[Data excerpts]
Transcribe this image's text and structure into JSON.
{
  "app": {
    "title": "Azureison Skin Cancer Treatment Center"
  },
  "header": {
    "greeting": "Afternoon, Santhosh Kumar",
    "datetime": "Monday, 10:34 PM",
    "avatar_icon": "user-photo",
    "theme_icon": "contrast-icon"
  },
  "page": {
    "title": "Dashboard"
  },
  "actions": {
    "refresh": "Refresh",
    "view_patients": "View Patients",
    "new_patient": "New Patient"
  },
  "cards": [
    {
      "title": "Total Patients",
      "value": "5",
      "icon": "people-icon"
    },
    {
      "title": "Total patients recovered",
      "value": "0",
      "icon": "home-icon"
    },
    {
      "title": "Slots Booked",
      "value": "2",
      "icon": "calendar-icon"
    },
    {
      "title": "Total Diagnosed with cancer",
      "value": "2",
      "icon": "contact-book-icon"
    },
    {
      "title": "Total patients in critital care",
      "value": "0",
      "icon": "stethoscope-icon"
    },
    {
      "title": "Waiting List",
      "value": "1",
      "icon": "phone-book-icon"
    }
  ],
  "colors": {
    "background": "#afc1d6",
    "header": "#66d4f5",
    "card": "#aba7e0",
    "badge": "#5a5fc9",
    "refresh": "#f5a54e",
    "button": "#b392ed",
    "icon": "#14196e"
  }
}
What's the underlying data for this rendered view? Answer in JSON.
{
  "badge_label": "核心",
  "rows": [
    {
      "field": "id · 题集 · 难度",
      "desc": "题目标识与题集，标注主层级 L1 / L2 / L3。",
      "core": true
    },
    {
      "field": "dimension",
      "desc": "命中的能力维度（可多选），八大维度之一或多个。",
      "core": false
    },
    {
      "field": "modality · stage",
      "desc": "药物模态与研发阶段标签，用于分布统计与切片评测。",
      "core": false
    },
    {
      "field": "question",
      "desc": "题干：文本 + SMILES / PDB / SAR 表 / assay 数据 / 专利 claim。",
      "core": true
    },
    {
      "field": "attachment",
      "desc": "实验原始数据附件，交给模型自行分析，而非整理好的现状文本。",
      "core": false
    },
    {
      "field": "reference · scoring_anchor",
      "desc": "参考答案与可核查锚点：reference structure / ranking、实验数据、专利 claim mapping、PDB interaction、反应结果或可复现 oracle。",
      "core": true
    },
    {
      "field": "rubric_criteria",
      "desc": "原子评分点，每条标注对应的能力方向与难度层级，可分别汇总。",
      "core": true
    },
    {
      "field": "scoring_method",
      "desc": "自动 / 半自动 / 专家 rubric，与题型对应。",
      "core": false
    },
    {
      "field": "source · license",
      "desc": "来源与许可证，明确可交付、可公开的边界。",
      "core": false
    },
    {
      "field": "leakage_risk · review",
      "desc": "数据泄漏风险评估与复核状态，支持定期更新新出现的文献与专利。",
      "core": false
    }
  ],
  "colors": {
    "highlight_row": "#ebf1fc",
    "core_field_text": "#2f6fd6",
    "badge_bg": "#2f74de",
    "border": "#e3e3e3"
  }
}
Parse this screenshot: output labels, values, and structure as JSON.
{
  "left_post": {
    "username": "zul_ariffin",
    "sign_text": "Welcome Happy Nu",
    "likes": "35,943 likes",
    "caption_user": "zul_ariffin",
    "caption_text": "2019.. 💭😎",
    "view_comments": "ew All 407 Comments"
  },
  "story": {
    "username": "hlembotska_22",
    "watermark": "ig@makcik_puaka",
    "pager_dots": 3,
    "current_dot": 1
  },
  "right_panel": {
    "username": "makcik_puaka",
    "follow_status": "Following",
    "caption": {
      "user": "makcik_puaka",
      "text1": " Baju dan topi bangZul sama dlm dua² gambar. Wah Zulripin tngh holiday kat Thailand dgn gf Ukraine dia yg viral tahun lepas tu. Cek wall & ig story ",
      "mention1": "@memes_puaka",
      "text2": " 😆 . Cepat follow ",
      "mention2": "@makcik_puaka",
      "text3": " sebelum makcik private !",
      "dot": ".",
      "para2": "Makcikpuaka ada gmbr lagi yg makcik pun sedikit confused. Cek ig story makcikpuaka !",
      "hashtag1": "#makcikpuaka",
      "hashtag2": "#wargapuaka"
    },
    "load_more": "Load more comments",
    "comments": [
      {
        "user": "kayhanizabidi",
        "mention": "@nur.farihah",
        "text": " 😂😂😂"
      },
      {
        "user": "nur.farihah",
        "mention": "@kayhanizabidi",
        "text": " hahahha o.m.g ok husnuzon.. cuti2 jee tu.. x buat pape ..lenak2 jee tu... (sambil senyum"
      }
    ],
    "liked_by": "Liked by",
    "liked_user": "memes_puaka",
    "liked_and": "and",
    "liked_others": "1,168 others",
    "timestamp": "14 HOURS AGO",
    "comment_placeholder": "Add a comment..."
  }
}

→ **EXERCISE AIM**:
Retype the records above in full, exactly.

→ **EXERCISE RESPONSE**:
Transcribe this image's text and structure into JSON.
{
  "app": {
    "title": "Azureison Skin Cancer Treatment Center"
  },
  "header": {
    "greeting": "Afternoon, Santhosh Kumar",
    "datetime": "Monday, 10:34 PM",
    "avatar_icon": "user-photo",
    "theme_icon": "contrast-icon"
  },
  "page": {
    "title": "Dashboard"
  },
  "actions": {
    "refresh": "Refresh",
    "view_patients": "View Patients",
    "new_patient": "New Patient"
  },
  "cards": [
    {
      "title": "Total Patients",
      "value": "5",
      "icon": "people-icon"
    },
    {
      "title": "Total patients recovered",
      "value": "0",
      "icon": "home-icon"
    },
    {
      "title": "Slots Booked",
      "value": "2",
      "icon": "calendar-icon"
    },
    {
      "title": "Total Diagnosed with cancer",
      "value": "2",
      "icon": "contact-book-icon"
    },
    {
      "title": "Total patients in critital care",
      "value": "0",
      "icon": "stethoscope-icon"
    },
    {
      "title": "Waiting List",
      "value": "1",
      "icon": "phone-book-icon"
    }
  ],
  "colors": {
    "background": "#afc1d6",
    "header": "#66d4f5",
    "card": "#aba7e0",
    "badge": "#5a5fc9",
    "refresh": "#f5a54e",
    "button": "#b392ed",
    "icon": "#14196e"
  }
}
What's the underlying data for this rendered view? Answer in JSON.
{
  "badge_label": "核心",
  "rows": [
    {
      "field": "id · 题集 · 难度",
      "desc": "题目标识与题集，标注主层级 L1 / L2 / L3。",
      "core": true
    },
    {
      "field": "dimension",
      "desc": "命中的能力维度（可多选），八大维度之一或多个。",
      "core": false
    },
    {
      "field": "modality · stage",
      "desc": "药物模态与研发阶段标签，用于分布统计与切片评测。",
      "core": false
    },
    {
      "field": "question",
      "desc": "题干：文本 + SMILES / PDB / SAR 表 / assay 数据 / 专利 claim。",
      "core": true
    },
    {
      "field": "attachment",
      "desc": "实验原始数据附件，交给模型自行分析，而非整理好的现状文本。",
      "core": false
    },
    {
      "field": "reference · scoring_anchor",
      "desc": "参考答案与可核查锚点：reference structure / ranking、实验数据、专利 claim mapping、PDB interaction、反应结果或可复现 oracle。",
      "core": true
    },
    {
      "field": "rubric_criteria",
      "desc": "原子评分点，每条标注对应的能力方向与难度层级，可分别汇总。",
      "core": true
    },
    {
      "field": "scoring_method",
      "desc": "自动 / 半自动 / 专家 rubric，与题型对应。",
      "core": false
    },
    {
      "field": "source · license",
      "desc": "来源与许可证，明确可交付、可公开的边界。",
      "core": false
    },
    {
      "field": "leakage_risk · review",
      "desc": "数据泄漏风险评估与复核状态，支持定期更新新出现的文献与专利。",
      "core": false
    }
  ],
  "colors": {
    "highlight_row": "#ebf1fc",
    "core_field_text": "#2f6fd6",
    "badge_bg": "#2f74de",
    "border": "#e3e3e3"
  }
}
Parse this screenshot: output labels, values, and structure as JSON.
{
  "left_post": {
    "username": "zul_ariffin",
    "sign_text": "Welcome Happy Nu",
    "likes": "35,943 likes",
    "caption_user": "zul_ariffin",
    "caption_text": "2019.. 💭😎",
    "view_comments": "ew All 407 Comments"
  },
  "story": {
    "username": "hlembotska_22",
    "watermark": "ig@makcik_puaka",
    "pager_dots": 3,
    "current_dot": 1
  },
  "right_panel": {
    "username": "makcik_puaka",
    "follow_status": "Following",
    "caption": {
      "user": "makcik_puaka",
      "text1": " Baju dan topi bangZul sama dlm dua² gambar. Wah Zulripin tngh holiday kat Thailand dgn gf Ukraine dia yg viral tahun lepas tu. Cek wall & ig story ",
      "mention1": "@memes_puaka",
      "text2": " 😆 . Cepat follow ",
      "mention2": "@makcik_puaka",
      "text3": " sebelum makcik private !",
      "dot": ".",
      "para2": "Makcikpuaka ada gmbr lagi yg makcik pun sedikit confused. Cek ig story makcikpuaka !",
      "hashtag1": "#makcikpuaka",
      "hashtag2": "#wargapuaka"
    },
    "load_more": "Load more comments",
    "comments": [
      {
        "user": "kayhanizabidi",
        "mention": "@nur.farihah",
        "text": " 😂😂😂"
      },
      {
        "user": "nur.farihah",
        "mention": "@kayhanizabidi",
        "text": " hahahha o.m.g ok husnuzon.. cuti2 jee tu.. x buat pape ..lenak2 jee tu... (sambil senyum"
      }
    ],
    "liked_by": "Liked by",
    "liked_user": "memes_puaka",
    "liked_and": "and",
    "liked_others": "1,168 others",
    "timestamp": "14 HOURS AGO",
    "comment_placeholder": "Add a comment..."
  }
}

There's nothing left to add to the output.